2026-03-29| 2 min read| EuroBulletin24 Editorial Desk

The EU's ReArm Europe initiative commits €800 billion to defence over five years. Here is what it will actually build, who will benefit, and whether it is enough.

Calling something an '€800 billion defence spending initiative' sounds like the kind of headline that writes itself and is immediately forgotten. But the European Commission's ReArm Europe framework, which is advancing through the legislative process with unusual speed in spring 2026, represents something that has not happened in European history since the immediate post-war period: a systematic, continent-wide commitment to rebuilding military capability from a position of acknowledged inadequacy.

The €800 billion figure requires decomposing to be meaningful. Approximately €150 billion comes from a new EU common borrowing instrument — the Safety Action for Europe or SAFE facility — which allows the bloc to issue bonds backed by EU guarantees specifically for defence investment. The remaining €650 billion comes from the activation of a new budgetary rule allowing member states to exclude defence spending from EU deficit calculations, meaning they can borrow for defence without those borrowings counting against the fiscal rules that constrain other government spending.

What this money will actually build varies enormously by country. Poland, already at 4 percent of GDP defence spending, will use the additional fiscal space to accelerate deliveries of contracted equipment and build domestic production capacity for ammunition and armoured vehicles. Germany will fund the Bundeswehr's most comprehensive modernization since reunification: new tanks, new aircraft, new naval vessels, and — most expensively — the logistical and maintenance infrastructure that modern armies require but that has been systematically underfunded for three decades. The Baltic states will deepen already-impressive defensive fortifications and expand their armies' operational capacity.

» Element location data:
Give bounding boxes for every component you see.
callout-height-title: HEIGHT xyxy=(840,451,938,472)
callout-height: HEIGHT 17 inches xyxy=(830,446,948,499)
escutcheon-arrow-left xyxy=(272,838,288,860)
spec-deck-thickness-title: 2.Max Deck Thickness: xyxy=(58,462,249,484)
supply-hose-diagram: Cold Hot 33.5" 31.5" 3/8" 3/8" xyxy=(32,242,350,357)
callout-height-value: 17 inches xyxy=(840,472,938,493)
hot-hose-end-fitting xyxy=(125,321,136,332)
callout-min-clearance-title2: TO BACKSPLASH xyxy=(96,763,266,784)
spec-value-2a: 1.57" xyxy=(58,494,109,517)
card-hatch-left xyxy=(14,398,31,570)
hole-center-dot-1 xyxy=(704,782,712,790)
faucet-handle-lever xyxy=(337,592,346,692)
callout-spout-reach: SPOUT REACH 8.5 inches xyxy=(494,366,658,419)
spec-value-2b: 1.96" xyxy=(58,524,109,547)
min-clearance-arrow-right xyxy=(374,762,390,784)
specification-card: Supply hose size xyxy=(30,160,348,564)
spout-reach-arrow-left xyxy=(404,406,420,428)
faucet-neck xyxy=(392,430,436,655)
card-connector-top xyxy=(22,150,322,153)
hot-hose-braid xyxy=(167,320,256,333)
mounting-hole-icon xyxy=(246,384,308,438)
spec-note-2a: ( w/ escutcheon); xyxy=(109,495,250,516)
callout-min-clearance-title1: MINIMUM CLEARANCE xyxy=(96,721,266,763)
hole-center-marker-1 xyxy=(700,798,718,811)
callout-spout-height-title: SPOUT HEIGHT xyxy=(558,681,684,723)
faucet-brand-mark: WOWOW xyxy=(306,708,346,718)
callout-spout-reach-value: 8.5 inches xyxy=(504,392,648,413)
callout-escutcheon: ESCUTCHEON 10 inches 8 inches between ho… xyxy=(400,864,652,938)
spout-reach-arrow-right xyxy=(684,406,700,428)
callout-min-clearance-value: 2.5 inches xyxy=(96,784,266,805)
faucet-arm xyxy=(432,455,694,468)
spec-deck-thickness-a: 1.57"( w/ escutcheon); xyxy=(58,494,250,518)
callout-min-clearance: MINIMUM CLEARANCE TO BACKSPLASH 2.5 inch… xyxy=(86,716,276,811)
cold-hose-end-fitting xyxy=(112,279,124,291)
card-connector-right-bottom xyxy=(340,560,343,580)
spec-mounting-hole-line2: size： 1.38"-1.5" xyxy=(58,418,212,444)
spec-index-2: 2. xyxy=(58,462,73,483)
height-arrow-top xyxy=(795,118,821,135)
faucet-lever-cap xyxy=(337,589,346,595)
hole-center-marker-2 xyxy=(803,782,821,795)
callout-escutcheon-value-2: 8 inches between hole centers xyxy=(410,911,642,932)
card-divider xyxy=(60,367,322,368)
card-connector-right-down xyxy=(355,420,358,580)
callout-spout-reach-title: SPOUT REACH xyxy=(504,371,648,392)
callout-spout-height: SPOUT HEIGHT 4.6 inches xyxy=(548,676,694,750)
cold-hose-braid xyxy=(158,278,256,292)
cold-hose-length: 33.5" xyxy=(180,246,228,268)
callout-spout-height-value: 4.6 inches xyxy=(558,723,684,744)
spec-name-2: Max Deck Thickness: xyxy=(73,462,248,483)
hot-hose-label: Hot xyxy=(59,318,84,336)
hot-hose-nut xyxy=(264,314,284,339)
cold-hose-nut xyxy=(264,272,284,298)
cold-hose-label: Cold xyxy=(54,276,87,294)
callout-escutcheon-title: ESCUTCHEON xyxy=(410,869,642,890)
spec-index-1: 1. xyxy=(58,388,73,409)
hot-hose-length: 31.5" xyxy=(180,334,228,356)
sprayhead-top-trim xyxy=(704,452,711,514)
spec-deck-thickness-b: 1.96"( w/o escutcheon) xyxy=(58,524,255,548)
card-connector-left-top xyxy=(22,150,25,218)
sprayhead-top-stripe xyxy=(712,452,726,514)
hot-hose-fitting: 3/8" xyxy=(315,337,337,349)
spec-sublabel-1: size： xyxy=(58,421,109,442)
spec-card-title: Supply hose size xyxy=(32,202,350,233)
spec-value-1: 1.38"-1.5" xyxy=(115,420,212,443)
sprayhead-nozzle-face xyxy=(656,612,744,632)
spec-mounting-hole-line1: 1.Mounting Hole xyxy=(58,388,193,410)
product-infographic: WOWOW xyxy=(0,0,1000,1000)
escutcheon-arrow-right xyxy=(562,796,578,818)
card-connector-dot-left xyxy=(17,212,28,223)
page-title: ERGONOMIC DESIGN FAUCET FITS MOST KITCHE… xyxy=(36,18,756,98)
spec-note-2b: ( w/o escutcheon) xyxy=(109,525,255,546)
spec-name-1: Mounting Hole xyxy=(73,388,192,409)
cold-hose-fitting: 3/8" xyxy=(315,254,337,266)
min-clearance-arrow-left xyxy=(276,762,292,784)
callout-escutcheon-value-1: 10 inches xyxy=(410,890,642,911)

» Complete the following:
a. Answer these about the ReArm Europe article:
(i) Over how many years is the €800 billion committed?
(ii) About how much comes from the SAFE facility?
(iii) What percentage of GDP does Poland already spend on defense?
b. Please write out everything in the ReArm Europe article from "What this money" down to "armies' operational capacity.".

» Answers to the exercises:
a.
(i) Five years.
(ii) Approximately €150 billion.
(iii) 4 percent.

b.
What this money will actually build varies enormously by country. Poland, already at 4 percent of GDP defence spending, will use the additional fiscal space to accelerate deliveries of contracted equipment and build domestic production capacity for ammunition and armoured vehicles. Germany will fund the Bundeswehr's most comprehensive modernization since reunification: new tanks, new aircraft, new naval vessels, and — most expensively — the logistical and maintenance infrastructure that modern armies require but that has been systematically underfunded for three decades. The Baltic states will deepen already-impressive defensive fortifications and expand their armies' operational capacity.